EXERCISE OBJECTIVE
Can you transcribe every record below exactly as it appears?

RECORD SET
::::::::::
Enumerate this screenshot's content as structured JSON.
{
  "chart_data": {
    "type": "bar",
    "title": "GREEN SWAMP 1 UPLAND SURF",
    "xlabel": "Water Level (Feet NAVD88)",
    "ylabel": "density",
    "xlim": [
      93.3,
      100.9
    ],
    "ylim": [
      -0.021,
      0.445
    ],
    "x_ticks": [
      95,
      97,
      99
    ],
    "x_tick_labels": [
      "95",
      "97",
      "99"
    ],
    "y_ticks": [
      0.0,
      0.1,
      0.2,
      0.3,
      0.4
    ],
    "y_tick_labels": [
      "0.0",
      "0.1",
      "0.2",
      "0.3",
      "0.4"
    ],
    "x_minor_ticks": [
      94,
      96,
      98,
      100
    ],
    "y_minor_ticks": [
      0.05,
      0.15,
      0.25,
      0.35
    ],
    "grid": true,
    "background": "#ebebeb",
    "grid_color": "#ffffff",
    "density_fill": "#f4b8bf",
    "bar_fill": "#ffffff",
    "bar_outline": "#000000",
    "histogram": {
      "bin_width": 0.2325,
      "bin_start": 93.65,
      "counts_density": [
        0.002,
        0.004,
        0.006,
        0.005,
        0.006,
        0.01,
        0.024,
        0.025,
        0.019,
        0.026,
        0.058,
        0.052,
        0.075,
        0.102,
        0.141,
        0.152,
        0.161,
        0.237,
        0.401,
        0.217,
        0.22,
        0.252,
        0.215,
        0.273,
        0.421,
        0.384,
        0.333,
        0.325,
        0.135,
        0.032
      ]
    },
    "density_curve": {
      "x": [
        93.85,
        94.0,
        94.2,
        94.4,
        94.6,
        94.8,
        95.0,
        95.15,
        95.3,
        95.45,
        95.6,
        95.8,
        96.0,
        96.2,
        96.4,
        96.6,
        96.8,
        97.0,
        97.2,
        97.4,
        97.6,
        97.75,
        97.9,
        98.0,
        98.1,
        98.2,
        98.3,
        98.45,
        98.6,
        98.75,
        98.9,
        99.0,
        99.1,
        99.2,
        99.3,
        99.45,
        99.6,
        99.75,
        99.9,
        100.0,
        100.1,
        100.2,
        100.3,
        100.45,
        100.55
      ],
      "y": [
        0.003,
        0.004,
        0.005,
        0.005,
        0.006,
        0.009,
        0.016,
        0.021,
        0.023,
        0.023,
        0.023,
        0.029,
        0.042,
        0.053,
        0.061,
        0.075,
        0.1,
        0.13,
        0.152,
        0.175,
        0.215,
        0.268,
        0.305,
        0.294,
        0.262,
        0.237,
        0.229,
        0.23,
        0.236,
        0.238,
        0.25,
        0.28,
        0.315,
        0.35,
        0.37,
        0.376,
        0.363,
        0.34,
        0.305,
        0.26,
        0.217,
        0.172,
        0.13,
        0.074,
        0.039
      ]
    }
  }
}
::::::::::
TASK SOLUTION
Enumerate this screenshot's content as structured JSON.
{
  "chart_data": {
    "type": "bar",
    "title": "GREEN SWAMP 1 UPLAND SURF",
    "xlabel": "Water Level (Feet NAVD88)",
    "ylabel": "density",
    "xlim": [
      93.3,
      100.9
    ],
    "ylim": [
      -0.021,
      0.445
    ],
    "x_ticks": [
      95,
      97,
      99
    ],
    "x_tick_labels": [
      "95",
      "97",
      "99"
    ],
    "y_ticks": [
      0.0,
      0.1,
      0.2,
      0.3,
      0.4
    ],
    "y_tick_labels": [
      "0.0",
      "0.1",
      "0.2",
      "0.3",
      "0.4"
    ],
    "x_minor_ticks": [
      94,
      96,
      98,
      100
    ],
    "y_minor_ticks": [
      0.05,
      0.15,
      0.25,
      0.35
    ],
    "grid": true,
    "background": "#ebebeb",
    "grid_color": "#ffffff",
    "density_fill": "#f4b8bf",
    "bar_fill": "#ffffff",
    "bar_outline": "#000000",
    "histogram": {
      "bin_width": 0.2325,
      "bin_start": 93.65,
      "counts_density": [
        0.002,
        0.004,
        0.006,
        0.005,
        0.006,
        0.01,
        0.024,
        0.025,
        0.019,
        0.026,
        0.058,
        0.052,
        0.075,
        0.102,
        0.141,
        0.152,
        0.161,
        0.237,
        0.401,
        0.217,
        0.22,
        0.252,
        0.215,
        0.273,
        0.421,
        0.384,
        0.333,
        0.325,
        0.135,
        0.032
      ]
    },
    "density_curve": {
      "x": [
        93.85,
        94.0,
        94.2,
        94.4,
        94.6,
        94.8,
        95.0,
        95.15,
        95.3,
        95.45,
        95.6,
        95.8,
        96.0,
        96.2,
        96.4,
        96.6,
        96.8,
        97.0,
        97.2,
        97.4,
        97.6,
        97.75,
        97.9,
        98.0,
        98.1,
        98.2,
        98.3,
        98.45,
        98.6,
        98.75,
        98.9,
        99.0,
        99.1,
        99.2,
        99.3,
        99.45,
        99.6,
        99.75,
        99.9,
        100.0,
        100.1,
        100.2,
        100.3,
        100.45,
        100.55
      ],
      "y": [
        0.003,
        0.004,
        0.005,
        0.005,
        0.006,
        0.009,
        0.016,
        0.021,
        0.023,
        0.023,
        0.023,
        0.029,
        0.042,
        0.053,
        0.061,
        0.075,
        0.1,
        0.13,
        0.152,
        0.175,
        0.215,
        0.268,
        0.305,
        0.294,
        0.262,
        0.237,
        0.229,
        0.23,
        0.236,
        0.238,
        0.25,
        0.28,
        0.315,
        0.35,
        0.37,
        0.376,
        0.363,
        0.34,
        0.305,
        0.26,
        0.217,
        0.172,
        0.13,
        0.074,
        0.039
      ]
    }
  }
}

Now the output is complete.